> SOURCE RECORDS
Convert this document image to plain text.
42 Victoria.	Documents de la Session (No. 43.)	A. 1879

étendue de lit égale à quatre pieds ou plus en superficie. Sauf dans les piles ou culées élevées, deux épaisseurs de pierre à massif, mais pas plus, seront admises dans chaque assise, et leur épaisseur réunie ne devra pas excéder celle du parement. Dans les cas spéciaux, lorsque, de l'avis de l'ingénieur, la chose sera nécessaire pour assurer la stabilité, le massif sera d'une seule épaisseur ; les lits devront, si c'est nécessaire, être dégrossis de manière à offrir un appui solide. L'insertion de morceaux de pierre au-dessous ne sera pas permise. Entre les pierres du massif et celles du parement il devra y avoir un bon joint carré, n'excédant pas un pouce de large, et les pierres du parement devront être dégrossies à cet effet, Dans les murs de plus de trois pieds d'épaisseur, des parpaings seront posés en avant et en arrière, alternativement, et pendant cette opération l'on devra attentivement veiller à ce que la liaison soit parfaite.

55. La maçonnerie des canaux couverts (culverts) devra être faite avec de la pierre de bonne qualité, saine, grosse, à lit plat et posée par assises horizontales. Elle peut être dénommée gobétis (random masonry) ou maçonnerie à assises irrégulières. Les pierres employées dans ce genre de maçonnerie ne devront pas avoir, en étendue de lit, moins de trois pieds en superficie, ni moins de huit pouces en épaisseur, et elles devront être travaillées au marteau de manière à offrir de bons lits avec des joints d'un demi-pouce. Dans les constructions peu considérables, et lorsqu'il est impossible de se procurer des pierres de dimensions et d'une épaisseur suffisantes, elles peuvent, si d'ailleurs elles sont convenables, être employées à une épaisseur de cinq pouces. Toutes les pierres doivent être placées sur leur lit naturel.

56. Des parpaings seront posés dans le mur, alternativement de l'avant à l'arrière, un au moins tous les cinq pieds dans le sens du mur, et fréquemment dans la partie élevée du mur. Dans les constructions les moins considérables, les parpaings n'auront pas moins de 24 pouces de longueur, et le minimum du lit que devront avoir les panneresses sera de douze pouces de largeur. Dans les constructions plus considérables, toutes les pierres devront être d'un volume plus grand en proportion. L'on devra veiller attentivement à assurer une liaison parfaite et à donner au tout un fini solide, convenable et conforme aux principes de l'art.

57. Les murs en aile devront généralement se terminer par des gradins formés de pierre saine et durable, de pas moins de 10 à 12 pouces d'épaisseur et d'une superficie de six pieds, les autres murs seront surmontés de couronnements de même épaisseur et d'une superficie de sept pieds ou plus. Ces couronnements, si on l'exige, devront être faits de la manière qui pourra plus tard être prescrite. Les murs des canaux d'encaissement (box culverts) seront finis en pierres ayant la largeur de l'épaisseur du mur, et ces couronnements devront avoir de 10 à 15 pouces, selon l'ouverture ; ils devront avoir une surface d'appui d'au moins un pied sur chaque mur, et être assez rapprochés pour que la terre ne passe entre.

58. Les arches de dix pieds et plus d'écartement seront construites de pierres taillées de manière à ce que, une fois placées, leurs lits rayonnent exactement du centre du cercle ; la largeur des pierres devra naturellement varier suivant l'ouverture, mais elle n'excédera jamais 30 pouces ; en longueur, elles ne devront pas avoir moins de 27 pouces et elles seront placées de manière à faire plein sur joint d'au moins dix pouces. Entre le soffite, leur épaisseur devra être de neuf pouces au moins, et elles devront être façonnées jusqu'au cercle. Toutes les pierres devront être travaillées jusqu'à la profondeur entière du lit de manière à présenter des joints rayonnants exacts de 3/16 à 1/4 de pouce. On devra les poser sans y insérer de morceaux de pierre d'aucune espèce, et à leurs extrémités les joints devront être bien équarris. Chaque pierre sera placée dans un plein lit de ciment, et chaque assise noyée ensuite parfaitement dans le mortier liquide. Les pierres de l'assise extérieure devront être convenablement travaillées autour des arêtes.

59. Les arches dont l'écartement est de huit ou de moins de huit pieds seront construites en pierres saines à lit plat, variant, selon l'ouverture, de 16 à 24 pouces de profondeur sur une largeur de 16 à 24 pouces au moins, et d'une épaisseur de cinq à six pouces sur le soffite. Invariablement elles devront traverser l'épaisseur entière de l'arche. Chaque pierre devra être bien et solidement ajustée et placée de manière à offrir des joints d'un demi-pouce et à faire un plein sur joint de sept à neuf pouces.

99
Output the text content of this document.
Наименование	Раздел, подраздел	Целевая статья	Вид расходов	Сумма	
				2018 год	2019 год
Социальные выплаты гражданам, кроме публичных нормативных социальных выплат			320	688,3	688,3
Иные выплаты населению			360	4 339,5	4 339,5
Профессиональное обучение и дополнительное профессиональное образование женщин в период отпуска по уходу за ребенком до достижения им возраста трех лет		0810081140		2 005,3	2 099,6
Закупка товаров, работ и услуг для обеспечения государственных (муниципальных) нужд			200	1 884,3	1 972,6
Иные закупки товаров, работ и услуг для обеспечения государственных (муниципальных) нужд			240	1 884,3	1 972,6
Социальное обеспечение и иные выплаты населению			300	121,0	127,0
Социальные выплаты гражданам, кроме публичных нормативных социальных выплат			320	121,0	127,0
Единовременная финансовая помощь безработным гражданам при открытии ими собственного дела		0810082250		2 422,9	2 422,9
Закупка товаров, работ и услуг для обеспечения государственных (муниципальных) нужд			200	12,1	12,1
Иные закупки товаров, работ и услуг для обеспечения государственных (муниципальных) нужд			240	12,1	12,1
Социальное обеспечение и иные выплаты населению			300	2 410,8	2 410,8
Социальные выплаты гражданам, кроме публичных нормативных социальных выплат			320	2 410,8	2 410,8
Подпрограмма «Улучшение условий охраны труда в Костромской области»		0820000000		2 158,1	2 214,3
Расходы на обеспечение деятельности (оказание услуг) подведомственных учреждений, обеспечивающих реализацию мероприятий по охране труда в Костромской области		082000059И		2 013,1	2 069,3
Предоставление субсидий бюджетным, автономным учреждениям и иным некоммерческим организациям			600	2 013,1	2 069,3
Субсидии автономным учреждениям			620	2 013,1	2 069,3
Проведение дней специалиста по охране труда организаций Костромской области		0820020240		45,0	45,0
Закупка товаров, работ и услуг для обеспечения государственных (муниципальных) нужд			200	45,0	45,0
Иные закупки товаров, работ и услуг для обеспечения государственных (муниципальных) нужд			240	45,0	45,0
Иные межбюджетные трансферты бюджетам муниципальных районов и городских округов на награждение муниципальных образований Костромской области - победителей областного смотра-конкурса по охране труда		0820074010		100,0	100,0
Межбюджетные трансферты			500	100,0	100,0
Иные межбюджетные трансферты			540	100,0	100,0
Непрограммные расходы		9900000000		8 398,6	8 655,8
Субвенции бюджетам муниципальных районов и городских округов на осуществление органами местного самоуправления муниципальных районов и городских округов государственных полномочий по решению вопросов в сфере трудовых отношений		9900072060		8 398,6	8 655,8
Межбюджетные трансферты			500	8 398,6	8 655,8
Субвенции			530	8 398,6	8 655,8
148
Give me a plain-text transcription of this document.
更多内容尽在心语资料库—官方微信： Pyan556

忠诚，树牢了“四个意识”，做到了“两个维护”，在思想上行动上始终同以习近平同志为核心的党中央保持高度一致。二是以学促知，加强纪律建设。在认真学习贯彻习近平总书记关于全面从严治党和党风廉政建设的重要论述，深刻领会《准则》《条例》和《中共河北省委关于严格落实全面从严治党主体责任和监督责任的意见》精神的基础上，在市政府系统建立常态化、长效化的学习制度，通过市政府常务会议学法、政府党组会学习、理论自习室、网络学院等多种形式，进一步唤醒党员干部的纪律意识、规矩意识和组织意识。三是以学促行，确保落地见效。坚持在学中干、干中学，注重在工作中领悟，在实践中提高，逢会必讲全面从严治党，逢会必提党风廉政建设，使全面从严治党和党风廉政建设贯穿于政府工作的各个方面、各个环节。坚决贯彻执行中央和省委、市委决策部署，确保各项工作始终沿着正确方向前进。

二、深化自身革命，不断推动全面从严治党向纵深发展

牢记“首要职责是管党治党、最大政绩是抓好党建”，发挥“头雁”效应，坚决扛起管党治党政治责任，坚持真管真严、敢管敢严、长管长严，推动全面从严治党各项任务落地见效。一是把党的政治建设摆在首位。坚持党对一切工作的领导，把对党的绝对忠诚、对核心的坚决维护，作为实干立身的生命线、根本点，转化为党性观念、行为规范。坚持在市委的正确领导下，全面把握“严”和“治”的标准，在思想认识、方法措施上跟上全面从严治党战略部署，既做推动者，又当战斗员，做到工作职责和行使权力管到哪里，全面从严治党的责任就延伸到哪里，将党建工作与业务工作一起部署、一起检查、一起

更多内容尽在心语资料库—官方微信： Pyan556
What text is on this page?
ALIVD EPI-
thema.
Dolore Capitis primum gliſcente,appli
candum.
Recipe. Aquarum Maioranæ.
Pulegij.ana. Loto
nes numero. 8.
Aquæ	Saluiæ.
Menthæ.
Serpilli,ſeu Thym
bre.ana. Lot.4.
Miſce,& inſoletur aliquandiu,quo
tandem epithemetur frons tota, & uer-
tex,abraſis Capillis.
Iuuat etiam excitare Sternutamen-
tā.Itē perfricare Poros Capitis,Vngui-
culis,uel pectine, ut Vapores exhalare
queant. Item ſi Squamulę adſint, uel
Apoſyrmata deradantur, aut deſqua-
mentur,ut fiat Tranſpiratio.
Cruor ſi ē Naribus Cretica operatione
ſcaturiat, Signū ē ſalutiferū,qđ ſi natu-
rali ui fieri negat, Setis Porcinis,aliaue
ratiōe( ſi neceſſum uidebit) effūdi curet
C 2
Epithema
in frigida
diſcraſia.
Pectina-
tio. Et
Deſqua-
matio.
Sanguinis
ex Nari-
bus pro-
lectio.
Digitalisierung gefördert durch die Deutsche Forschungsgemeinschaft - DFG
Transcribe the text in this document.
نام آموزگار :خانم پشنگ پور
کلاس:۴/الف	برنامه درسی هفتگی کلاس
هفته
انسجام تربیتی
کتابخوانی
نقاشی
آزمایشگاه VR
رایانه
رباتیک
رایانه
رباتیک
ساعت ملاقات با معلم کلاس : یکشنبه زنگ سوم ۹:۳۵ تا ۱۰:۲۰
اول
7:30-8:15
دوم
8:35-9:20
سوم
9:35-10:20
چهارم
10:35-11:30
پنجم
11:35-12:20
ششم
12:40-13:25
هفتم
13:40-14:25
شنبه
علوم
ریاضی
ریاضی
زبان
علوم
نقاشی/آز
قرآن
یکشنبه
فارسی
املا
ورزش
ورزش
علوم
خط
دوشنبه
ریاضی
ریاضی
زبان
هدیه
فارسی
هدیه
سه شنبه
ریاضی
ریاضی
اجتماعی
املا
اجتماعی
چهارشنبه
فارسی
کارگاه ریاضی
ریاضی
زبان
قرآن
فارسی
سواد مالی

> REQUIRED WORK
Scan the material above for the string "text" and return the lines that hold it.

> FINAL RESULT
Convert this document image to plain text.
Output the text content of this document.
Give me a plain-text transcription of this document.
What text is on this page?
Transcribe the text in this document.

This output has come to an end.